=== REQUIREMENT ===
Give back the entire listing verbatim.
* * * * *
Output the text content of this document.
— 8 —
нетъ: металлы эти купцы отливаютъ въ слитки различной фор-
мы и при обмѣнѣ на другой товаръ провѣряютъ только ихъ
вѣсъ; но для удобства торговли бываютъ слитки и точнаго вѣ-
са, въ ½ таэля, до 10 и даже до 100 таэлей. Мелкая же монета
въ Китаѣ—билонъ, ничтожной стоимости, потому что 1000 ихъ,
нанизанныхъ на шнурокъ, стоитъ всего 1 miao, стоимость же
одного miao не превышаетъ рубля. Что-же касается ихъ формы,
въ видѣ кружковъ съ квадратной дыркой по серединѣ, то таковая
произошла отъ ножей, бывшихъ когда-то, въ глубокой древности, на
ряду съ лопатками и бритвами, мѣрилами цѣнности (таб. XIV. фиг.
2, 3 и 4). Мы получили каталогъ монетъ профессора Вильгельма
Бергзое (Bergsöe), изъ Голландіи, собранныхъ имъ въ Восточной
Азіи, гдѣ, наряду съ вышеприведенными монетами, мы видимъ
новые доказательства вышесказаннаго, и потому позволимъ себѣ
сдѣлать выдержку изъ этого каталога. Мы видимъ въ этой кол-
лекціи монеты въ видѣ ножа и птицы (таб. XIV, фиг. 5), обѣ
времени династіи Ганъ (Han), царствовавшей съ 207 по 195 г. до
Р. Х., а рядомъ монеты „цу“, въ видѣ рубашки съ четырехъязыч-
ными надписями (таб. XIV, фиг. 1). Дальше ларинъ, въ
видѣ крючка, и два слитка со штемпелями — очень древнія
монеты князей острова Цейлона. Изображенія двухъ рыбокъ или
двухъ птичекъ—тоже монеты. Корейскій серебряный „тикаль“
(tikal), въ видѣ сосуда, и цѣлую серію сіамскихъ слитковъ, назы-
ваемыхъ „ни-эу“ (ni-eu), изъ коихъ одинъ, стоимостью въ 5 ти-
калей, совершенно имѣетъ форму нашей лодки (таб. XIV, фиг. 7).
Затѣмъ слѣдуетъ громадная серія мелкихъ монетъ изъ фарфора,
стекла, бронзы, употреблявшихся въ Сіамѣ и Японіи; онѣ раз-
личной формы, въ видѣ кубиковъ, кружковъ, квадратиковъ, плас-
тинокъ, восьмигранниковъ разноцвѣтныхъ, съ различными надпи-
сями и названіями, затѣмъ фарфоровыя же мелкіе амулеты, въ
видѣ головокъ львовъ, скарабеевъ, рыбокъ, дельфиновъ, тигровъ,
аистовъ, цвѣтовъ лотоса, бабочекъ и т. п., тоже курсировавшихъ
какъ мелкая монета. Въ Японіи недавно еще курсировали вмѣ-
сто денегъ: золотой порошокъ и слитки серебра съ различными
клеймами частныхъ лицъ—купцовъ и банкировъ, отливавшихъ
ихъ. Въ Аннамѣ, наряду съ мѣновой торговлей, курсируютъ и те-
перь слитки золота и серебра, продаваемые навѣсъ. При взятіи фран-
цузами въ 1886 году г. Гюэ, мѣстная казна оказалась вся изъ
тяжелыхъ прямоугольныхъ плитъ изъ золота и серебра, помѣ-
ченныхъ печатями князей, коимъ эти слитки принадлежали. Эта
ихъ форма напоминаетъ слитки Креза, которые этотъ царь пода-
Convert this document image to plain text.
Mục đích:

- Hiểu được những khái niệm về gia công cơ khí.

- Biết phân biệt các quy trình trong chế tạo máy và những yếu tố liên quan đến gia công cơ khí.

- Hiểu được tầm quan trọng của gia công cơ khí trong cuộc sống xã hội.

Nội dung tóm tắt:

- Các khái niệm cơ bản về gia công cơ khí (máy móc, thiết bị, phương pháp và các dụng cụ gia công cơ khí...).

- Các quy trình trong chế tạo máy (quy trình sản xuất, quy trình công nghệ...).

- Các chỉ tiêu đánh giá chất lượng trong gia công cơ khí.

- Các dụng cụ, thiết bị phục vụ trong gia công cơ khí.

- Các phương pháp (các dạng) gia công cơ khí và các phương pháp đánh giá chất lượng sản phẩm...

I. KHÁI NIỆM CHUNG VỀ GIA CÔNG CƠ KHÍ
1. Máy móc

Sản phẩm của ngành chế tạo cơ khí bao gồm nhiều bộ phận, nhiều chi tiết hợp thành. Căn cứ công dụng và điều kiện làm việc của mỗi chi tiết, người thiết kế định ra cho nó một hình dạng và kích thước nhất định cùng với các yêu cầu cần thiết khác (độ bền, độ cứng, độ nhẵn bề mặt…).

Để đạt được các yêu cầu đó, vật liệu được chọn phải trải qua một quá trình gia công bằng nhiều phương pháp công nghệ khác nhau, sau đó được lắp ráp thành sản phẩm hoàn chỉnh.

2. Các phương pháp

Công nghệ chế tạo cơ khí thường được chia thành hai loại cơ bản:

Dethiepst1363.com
* * * * *
=== TASK RESULT ===
Output the text content of this document.
— 8 —
нетъ: металлы эти купцы отливаютъ въ слитки различной фор-
мы и при обмѣнѣ на другой товаръ провѣряютъ только ихъ
вѣсъ; но для удобства торговли бываютъ слитки и точнаго вѣ-
са, въ ½ таэля, до 10 и даже до 100 таэлей. Мелкая же монета
въ Китаѣ—билонъ, ничтожной стоимости, потому что 1000 ихъ,
нанизанныхъ на шнурокъ, стоитъ всего 1 miao, стоимость же
одного miao не превышаетъ рубля. Что-же касается ихъ формы,
въ видѣ кружковъ съ квадратной дыркой по серединѣ, то таковая
произошла отъ ножей, бывшихъ когда-то, въ глубокой древности, на
ряду съ лопатками и бритвами, мѣрилами цѣнности (таб. XIV. фиг.
2, 3 и 4). Мы получили каталогъ монетъ профессора Вильгельма
Бергзое (Bergsöe), изъ Голландіи, собранныхъ имъ въ Восточной
Азіи, гдѣ, наряду съ вышеприведенными монетами, мы видимъ
новые доказательства вышесказаннаго, и потому позволимъ себѣ
сдѣлать выдержку изъ этого каталога. Мы видимъ въ этой кол-
лекціи монеты въ видѣ ножа и птицы (таб. XIV, фиг. 5), обѣ
времени династіи Ганъ (Han), царствовавшей съ 207 по 195 г. до
Р. Х., а рядомъ монеты „цу“, въ видѣ рубашки съ четырехъязыч-
ными надписями (таб. XIV, фиг. 1). Дальше ларинъ, въ
видѣ крючка, и два слитка со штемпелями — очень древнія
монеты князей острова Цейлона. Изображенія двухъ рыбокъ или
двухъ птичекъ—тоже монеты. Корейскій серебряный „тикаль“
(tikal), въ видѣ сосуда, и цѣлую серію сіамскихъ слитковъ, назы-
ваемыхъ „ни-эу“ (ni-eu), изъ коихъ одинъ, стоимостью въ 5 ти-
калей, совершенно имѣетъ форму нашей лодки (таб. XIV, фиг. 7).
Затѣмъ слѣдуетъ громадная серія мелкихъ монетъ изъ фарфора,
стекла, бронзы, употреблявшихся въ Сіамѣ и Японіи; онѣ раз-
личной формы, въ видѣ кубиковъ, кружковъ, квадратиковъ, плас-
тинокъ, восьмигранниковъ разноцвѣтныхъ, съ различными надпи-
сями и названіями, затѣмъ фарфоровыя же мелкіе амулеты, въ
видѣ головокъ львовъ, скарабеевъ, рыбокъ, дельфиновъ, тигровъ,
аистовъ, цвѣтовъ лотоса, бабочекъ и т. п., тоже курсировавшихъ
какъ мелкая монета. Въ Японіи недавно еще курсировали вмѣ-
сто денегъ: золотой порошокъ и слитки серебра съ различными
клеймами частныхъ лицъ—купцовъ и банкировъ, отливавшихъ
ихъ. Въ Аннамѣ, наряду съ мѣновой торговлей, курсируютъ и те-
перь слитки золота и серебра, продаваемые навѣсъ. При взятіи фран-
цузами въ 1886 году г. Гюэ, мѣстная казна оказалась вся изъ
тяжелыхъ прямоугольныхъ плитъ изъ золота и серебра, помѣ-
ченныхъ печатями князей, коимъ эти слитки принадлежали. Эта
ихъ форма напоминаетъ слитки Креза, которые этотъ царь пода-
Convert this document image to plain text.
Mục đích:

- Hiểu được những khái niệm về gia công cơ khí.

- Biết phân biệt các quy trình trong chế tạo máy và những yếu tố liên quan đến gia công cơ khí.

- Hiểu được tầm quan trọng của gia công cơ khí trong cuộc sống xã hội.

Nội dung tóm tắt:

- Các khái niệm cơ bản về gia công cơ khí (máy móc, thiết bị, phương pháp và các dụng cụ gia công cơ khí...).

- Các quy trình trong chế tạo máy (quy trình sản xuất, quy trình công nghệ...).

- Các chỉ tiêu đánh giá chất lượng trong gia công cơ khí.

- Các dụng cụ, thiết bị phục vụ trong gia công cơ khí.

- Các phương pháp (các dạng) gia công cơ khí và các phương pháp đánh giá chất lượng sản phẩm...

I. KHÁI NIỆM CHUNG VỀ GIA CÔNG CƠ KHÍ
1. Máy móc

Sản phẩm của ngành chế tạo cơ khí bao gồm nhiều bộ phận, nhiều chi tiết hợp thành. Căn cứ công dụng và điều kiện làm việc của mỗi chi tiết, người thiết kế định ra cho nó một hình dạng và kích thước nhất định cùng với các yêu cầu cần thiết khác (độ bền, độ cứng, độ nhẵn bề mặt…).

Để đạt được các yêu cầu đó, vật liệu được chọn phải trải qua một quá trình gia công bằng nhiều phương pháp công nghệ khác nhau, sau đó được lắp ráp thành sản phẩm hoàn chỉnh.

2. Các phương pháp

Công nghệ chế tạo cơ khí thường được chia thành hai loại cơ bản:

Dethiepst1363.com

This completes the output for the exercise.